A run of records:
◇ ◇ ◇ ◇

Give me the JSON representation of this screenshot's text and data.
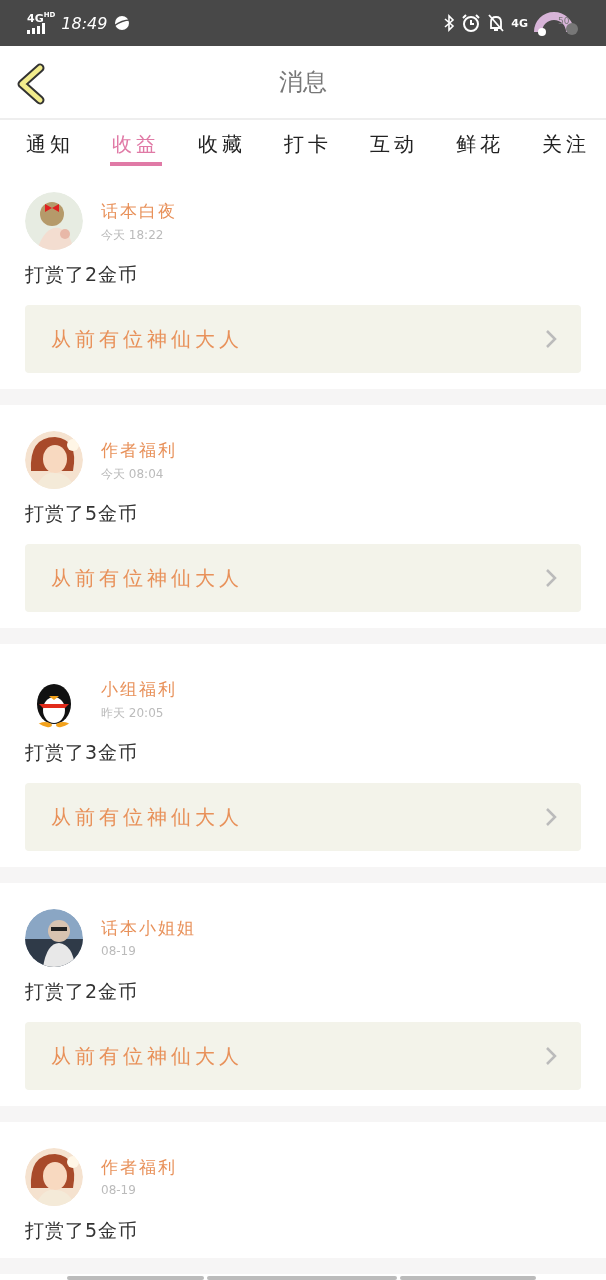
{
  "status_bar": {
    "network_left": "4G",
    "network_left_sup": "HD",
    "time": "18:49",
    "network_right": "4G",
    "battery": "50"
  },
  "header": {
    "title": "消息"
  },
  "tabs": [
    {
      "label": "通知",
      "selected": false
    },
    {
      "label": "收益",
      "selected": true
    },
    {
      "label": "收藏",
      "selected": false
    },
    {
      "label": "打卡",
      "selected": false
    },
    {
      "label": "互动",
      "selected": false
    },
    {
      "label": "鲜花",
      "selected": false
    },
    {
      "label": "关注",
      "selected": false
    }
  ],
  "messages": [
    {
      "name": "话本白夜",
      "time": "今天 18:22",
      "text": "打赏了2金币",
      "link": "从前有位神仙大人"
    },
    {
      "name": "作者福利",
      "time": "今天 08:04",
      "text": "打赏了5金币",
      "link": "从前有位神仙大人"
    },
    {
      "name": "小组福利",
      "time": "昨天 20:05",
      "text": "打赏了3金币",
      "link": "从前有位神仙大人"
    },
    {
      "name": "话本小姐姐",
      "time": "08-19",
      "text": "打赏了2金币",
      "link": "从前有位神仙大人"
    },
    {
      "name": "作者福利",
      "time": "08-19",
      "text": "打赏了5金币"
    }
  ]
}
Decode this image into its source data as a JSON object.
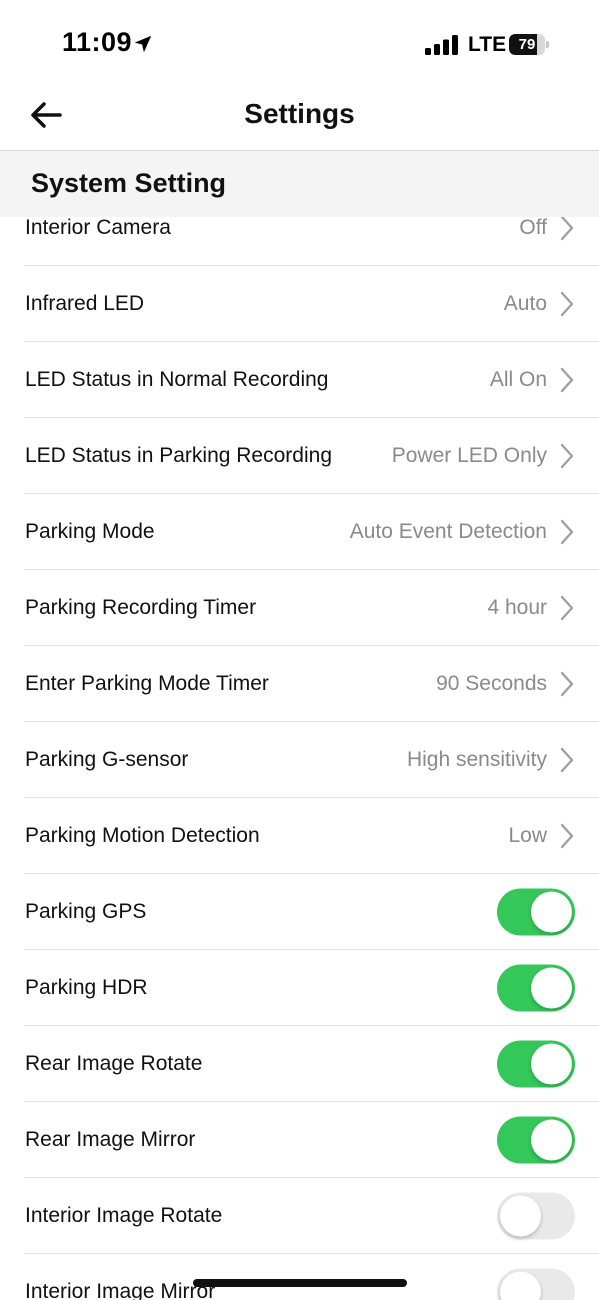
{
  "status_bar": {
    "time": "11:09",
    "location_icon": "location-arrow-icon",
    "signal_icon": "cellular-signal-icon",
    "network": "LTE",
    "battery_level": "79",
    "battery_fraction": 0.79
  },
  "header": {
    "back_icon": "arrow-left-icon",
    "title": "Settings"
  },
  "section": {
    "title": "System Setting"
  },
  "colors": {
    "toggle_on": "#34c759",
    "toggle_off": "#e9e9ea",
    "value_text": "#8a8a8a",
    "section_bg": "#f4f4f4"
  },
  "rows": [
    {
      "label": "Interior Camera",
      "type": "select",
      "value": "Off"
    },
    {
      "label": "Infrared LED",
      "type": "select",
      "value": "Auto"
    },
    {
      "label": "LED Status in Normal Recording",
      "type": "select",
      "value": "All On"
    },
    {
      "label": "LED Status in Parking Recording",
      "type": "select",
      "value": "Power LED Only"
    },
    {
      "label": "Parking Mode",
      "type": "select",
      "value": "Auto Event Detection"
    },
    {
      "label": "Parking Recording Timer",
      "type": "select",
      "value": "4 hour"
    },
    {
      "label": "Enter Parking Mode Timer",
      "type": "select",
      "value": "90 Seconds"
    },
    {
      "label": "Parking G-sensor",
      "type": "select",
      "value": "High sensitivity"
    },
    {
      "label": "Parking Motion Detection",
      "type": "select",
      "value": "Low"
    },
    {
      "label": "Parking GPS",
      "type": "toggle",
      "on": true
    },
    {
      "label": "Parking HDR",
      "type": "toggle",
      "on": true
    },
    {
      "label": "Rear Image Rotate",
      "type": "toggle",
      "on": true
    },
    {
      "label": "Rear Image Mirror",
      "type": "toggle",
      "on": true
    },
    {
      "label": "Interior Image Rotate",
      "type": "toggle",
      "on": false
    },
    {
      "label": "Interior Image Mirror",
      "type": "toggle",
      "on": false
    }
  ]
}
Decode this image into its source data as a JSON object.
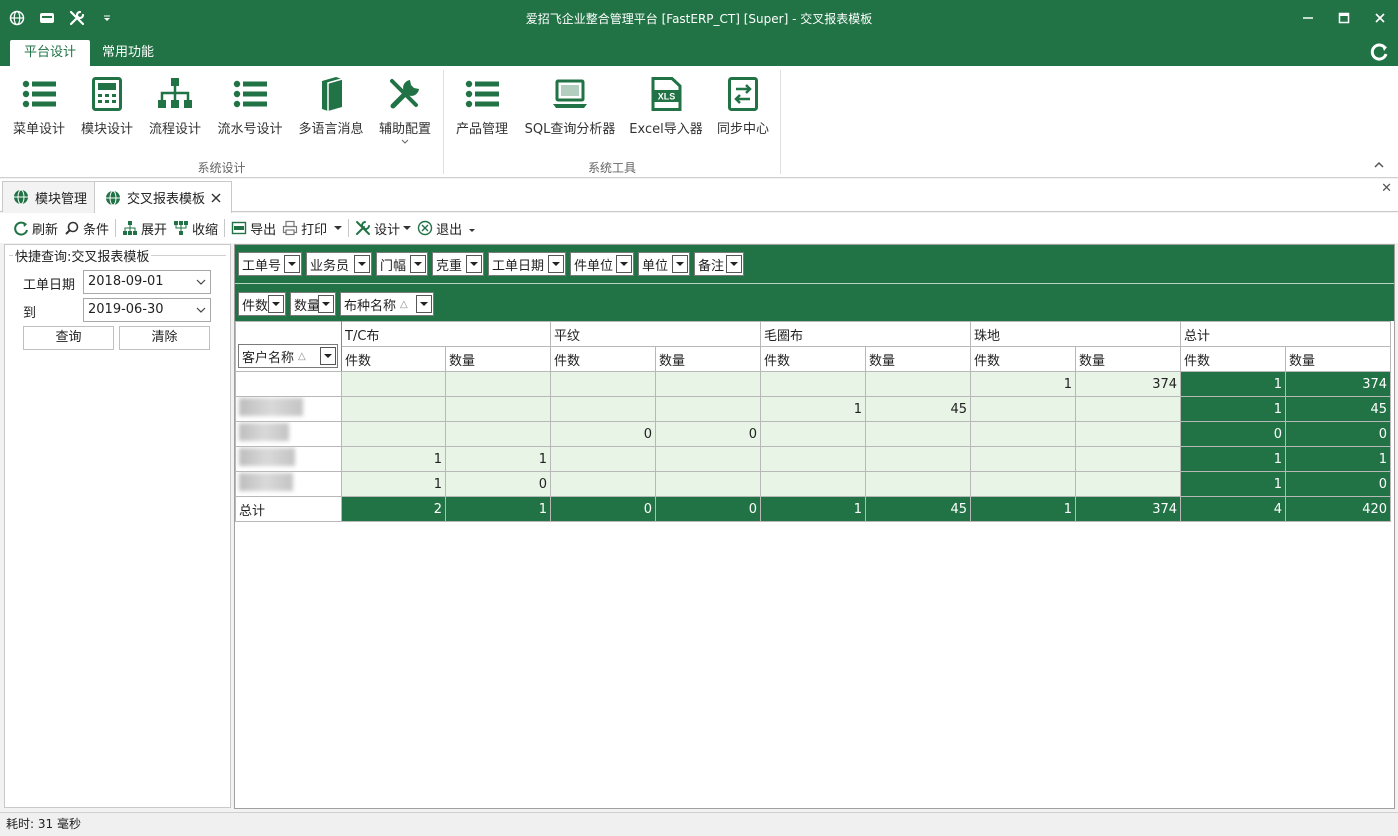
{
  "window": {
    "title": "爱招飞企业整合管理平台 [FastERP_CT] [Super] - 交叉报表模板"
  },
  "ribbon": {
    "tabs": [
      {
        "label": "平台设计",
        "active": true
      },
      {
        "label": "常用功能",
        "active": false
      }
    ],
    "groups": [
      {
        "label": "系统设计",
        "buttons": [
          {
            "label": "菜单设计",
            "icon": "list-icon"
          },
          {
            "label": "模块设计",
            "icon": "calculator-icon"
          },
          {
            "label": "流程设计",
            "icon": "org-chart-icon"
          },
          {
            "label": "流水号设计",
            "icon": "list-icon"
          },
          {
            "label": "多语言消息",
            "icon": "book-icon"
          },
          {
            "label": "辅助配置",
            "icon": "tools-icon"
          }
        ]
      },
      {
        "label": "系统工具",
        "buttons": [
          {
            "label": "产品管理",
            "icon": "list-icon"
          },
          {
            "label": "SQL查询分析器",
            "icon": "laptop-icon"
          },
          {
            "label": "Excel导入器",
            "icon": "xls-icon"
          },
          {
            "label": "同步中心",
            "icon": "sync-icon"
          }
        ]
      }
    ],
    "xls_badge": "XLS"
  },
  "doc_tabs": [
    {
      "label": "模块管理",
      "active": false
    },
    {
      "label": "交叉报表模板",
      "active": true
    }
  ],
  "toolbar": {
    "refresh": "刷新",
    "condition": "条件",
    "expand": "展开",
    "collapse": "收缩",
    "export": "导出",
    "print": "打印",
    "design": "设计",
    "exit": "退出"
  },
  "quick_query": {
    "title": "快捷查询:交叉报表模板",
    "date_label": "工单日期",
    "to_label": "到",
    "date_from": "2018-09-01",
    "date_to": "2019-06-30",
    "query_button": "查询",
    "clear_button": "清除"
  },
  "pivot": {
    "filter_fields": [
      "工单号",
      "业务员",
      "门幅",
      "克重",
      "工单日期",
      "件单位",
      "单位",
      "备注"
    ],
    "data_fields": [
      "件数",
      "数量"
    ],
    "column_field": "布种名称",
    "row_field": "客户名称",
    "column_groups": [
      "T/C布",
      "平纹",
      "毛圈布",
      "珠地",
      "总计"
    ],
    "measure_labels": [
      "件数",
      "数量"
    ],
    "rows": [
      {
        "label": "",
        "cells": [
          "",
          "",
          "",
          "",
          "",
          "",
          "1",
          "374",
          "1",
          "374"
        ]
      },
      {
        "label": "",
        "cells": [
          "",
          "",
          "",
          "",
          "1",
          "45",
          "",
          "",
          "1",
          "45"
        ]
      },
      {
        "label": "",
        "cells": [
          "",
          "",
          "0",
          "0",
          "",
          "",
          "",
          "",
          "0",
          "0"
        ]
      },
      {
        "label": "",
        "cells": [
          "1",
          "1",
          "",
          "",
          "",
          "",
          "",
          "",
          "1",
          "1"
        ]
      },
      {
        "label": "",
        "cells": [
          "1",
          "0",
          "",
          "",
          "",
          "",
          "",
          "",
          "1",
          "0"
        ]
      }
    ],
    "total_row": {
      "label": "总计",
      "cells": [
        "2",
        "1",
        "0",
        "0",
        "1",
        "45",
        "1",
        "374",
        "4",
        "420"
      ]
    }
  },
  "status": {
    "elapsed": "耗时: 31 毫秒"
  },
  "colors": {
    "accent": "#217346",
    "cell_fill": "#e8f4e6"
  }
}
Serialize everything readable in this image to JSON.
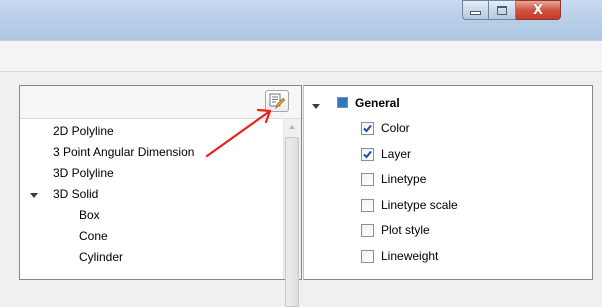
{
  "window": {
    "caption_buttons": [
      {
        "icon": "minimize-icon"
      },
      {
        "icon": "maximize-icon"
      },
      {
        "icon": "close-icon",
        "glyph": "X"
      }
    ]
  },
  "left_panel": {
    "header_button_icon": "edit-list-icon",
    "items": [
      {
        "label": "2D Polyline",
        "level": 0,
        "expanded": false
      },
      {
        "label": "3 Point Angular Dimension",
        "level": 0,
        "expanded": false
      },
      {
        "label": "3D Polyline",
        "level": 0,
        "expanded": false
      },
      {
        "label": "3D Solid",
        "level": 0,
        "expanded": true
      },
      {
        "label": "Box",
        "level": 1,
        "expanded": false
      },
      {
        "label": "Cone",
        "level": 1,
        "expanded": false
      },
      {
        "label": "Cylinder",
        "level": 1,
        "expanded": false
      }
    ]
  },
  "right_panel": {
    "group": {
      "label": "General",
      "expanded": true,
      "icon_color": "#2f77c0"
    },
    "properties": [
      {
        "label": "Color",
        "checked": true
      },
      {
        "label": "Layer",
        "checked": true
      },
      {
        "label": "Linetype",
        "checked": false
      },
      {
        "label": "Linetype scale",
        "checked": false
      },
      {
        "label": "Plot style",
        "checked": false
      },
      {
        "label": "Lineweight",
        "checked": false
      }
    ]
  },
  "annotation": {
    "color": "#e8231c"
  }
}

◇ ◇ ◇ ◇

Written exercise ▸
Go through the material and copy out every line with "Mirror" in it.

Solution to the problem ▸
      "label": "Rear Image Mirror",
      "label": "Interior Image Mirror",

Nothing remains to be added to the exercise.